#### Instructions to follow:
Copy each of the following items word for word, with nothing left out or changed.
************
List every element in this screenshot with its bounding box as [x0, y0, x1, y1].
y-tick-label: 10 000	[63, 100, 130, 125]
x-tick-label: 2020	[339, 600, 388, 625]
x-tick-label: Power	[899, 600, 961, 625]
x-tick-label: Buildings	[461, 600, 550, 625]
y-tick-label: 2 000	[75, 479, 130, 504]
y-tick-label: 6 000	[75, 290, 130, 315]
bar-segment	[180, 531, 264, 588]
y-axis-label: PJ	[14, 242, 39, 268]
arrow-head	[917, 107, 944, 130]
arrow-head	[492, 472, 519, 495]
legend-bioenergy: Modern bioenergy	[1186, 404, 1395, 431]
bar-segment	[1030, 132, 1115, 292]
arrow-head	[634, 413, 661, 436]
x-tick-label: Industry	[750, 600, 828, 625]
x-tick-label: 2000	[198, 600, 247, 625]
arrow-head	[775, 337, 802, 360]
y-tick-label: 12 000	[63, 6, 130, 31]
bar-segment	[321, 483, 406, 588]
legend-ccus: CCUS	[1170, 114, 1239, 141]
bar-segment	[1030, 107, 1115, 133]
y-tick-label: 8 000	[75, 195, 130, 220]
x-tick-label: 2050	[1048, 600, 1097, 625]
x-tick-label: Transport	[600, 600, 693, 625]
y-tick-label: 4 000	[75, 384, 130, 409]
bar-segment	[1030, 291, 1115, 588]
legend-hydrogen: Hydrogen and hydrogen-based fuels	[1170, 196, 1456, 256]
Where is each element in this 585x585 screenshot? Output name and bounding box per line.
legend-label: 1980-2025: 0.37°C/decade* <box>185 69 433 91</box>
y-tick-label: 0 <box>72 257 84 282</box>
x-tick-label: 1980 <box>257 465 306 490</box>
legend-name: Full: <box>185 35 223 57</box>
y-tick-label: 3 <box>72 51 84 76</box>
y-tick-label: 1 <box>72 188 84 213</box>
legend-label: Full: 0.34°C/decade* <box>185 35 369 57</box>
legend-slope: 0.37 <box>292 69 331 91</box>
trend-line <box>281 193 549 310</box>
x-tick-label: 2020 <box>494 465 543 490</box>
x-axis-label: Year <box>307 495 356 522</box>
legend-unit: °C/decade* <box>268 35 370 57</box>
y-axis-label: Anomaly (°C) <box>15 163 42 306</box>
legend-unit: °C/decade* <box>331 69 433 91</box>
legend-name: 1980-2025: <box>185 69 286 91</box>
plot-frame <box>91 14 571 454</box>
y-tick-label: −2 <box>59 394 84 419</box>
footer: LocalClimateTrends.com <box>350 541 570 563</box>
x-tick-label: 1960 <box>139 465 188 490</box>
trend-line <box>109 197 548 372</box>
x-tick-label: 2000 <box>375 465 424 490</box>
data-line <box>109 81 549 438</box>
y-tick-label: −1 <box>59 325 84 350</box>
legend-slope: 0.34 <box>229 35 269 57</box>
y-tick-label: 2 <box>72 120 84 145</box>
************
#### Output:
List every element in this screenshot with its bounding box as [x0, y0, x1, y1].
y-tick-label: 10 000	[63, 100, 130, 125]
x-tick-label: 2020	[339, 600, 388, 625]
x-tick-label: Power	[899, 600, 961, 625]
x-tick-label: Buildings	[461, 600, 550, 625]
y-tick-label: 2 000	[75, 479, 130, 504]
y-tick-label: 6 000	[75, 290, 130, 315]
bar-segment	[180, 531, 264, 588]
y-axis-label: PJ	[14, 242, 39, 268]
arrow-head	[917, 107, 944, 130]
arrow-head	[492, 472, 519, 495]
legend-bioenergy: Modern bioenergy	[1186, 404, 1395, 431]
bar-segment	[1030, 132, 1115, 292]
arrow-head	[634, 413, 661, 436]
x-tick-label: Industry	[750, 600, 828, 625]
x-tick-label: 2000	[198, 600, 247, 625]
arrow-head	[775, 337, 802, 360]
y-tick-label: 12 000	[63, 6, 130, 31]
bar-segment	[321, 483, 406, 588]
legend-ccus: CCUS	[1170, 114, 1239, 141]
bar-segment	[1030, 107, 1115, 133]
y-tick-label: 8 000	[75, 195, 130, 220]
x-tick-label: 2050	[1048, 600, 1097, 625]
x-tick-label: Transport	[600, 600, 693, 625]
y-tick-label: 4 000	[75, 384, 130, 409]
bar-segment	[1030, 291, 1115, 588]
legend-hydrogen: Hydrogen and hydrogen-based fuels	[1170, 196, 1456, 256]
Where is each element in this 585x585 screenshot? Output name and bounding box per line.
legend-label: 1980-2025: 0.37°C/decade* <box>185 69 433 91</box>
y-tick-label: 0 <box>72 257 84 282</box>
x-tick-label: 1980 <box>257 465 306 490</box>
legend-name: Full: <box>185 35 223 57</box>
y-tick-label: 3 <box>72 51 84 76</box>
y-tick-label: 1 <box>72 188 84 213</box>
legend-label: Full: 0.34°C/decade* <box>185 35 369 57</box>
legend-slope: 0.37 <box>292 69 331 91</box>
trend-line <box>281 193 549 310</box>
x-tick-label: 2020 <box>494 465 543 490</box>
x-axis-label: Year <box>307 495 356 522</box>
legend-unit: °C/decade* <box>268 35 370 57</box>
y-axis-label: Anomaly (°C) <box>15 163 42 306</box>
legend-unit: °C/decade* <box>331 69 433 91</box>
legend-name: 1980-2025: <box>185 69 286 91</box>
plot-frame <box>91 14 571 454</box>
y-tick-label: −2 <box>59 394 84 419</box>
footer: LocalClimateTrends.com <box>350 541 570 563</box>
x-tick-label: 1960 <box>139 465 188 490</box>
trend-line <box>109 197 548 372</box>
x-tick-label: 2000 <box>375 465 424 490</box>
data-line <box>109 81 549 438</box>
y-tick-label: −1 <box>59 325 84 350</box>
legend-slope: 0.34 <box>229 35 269 57</box>
y-tick-label: 2 <box>72 120 84 145</box>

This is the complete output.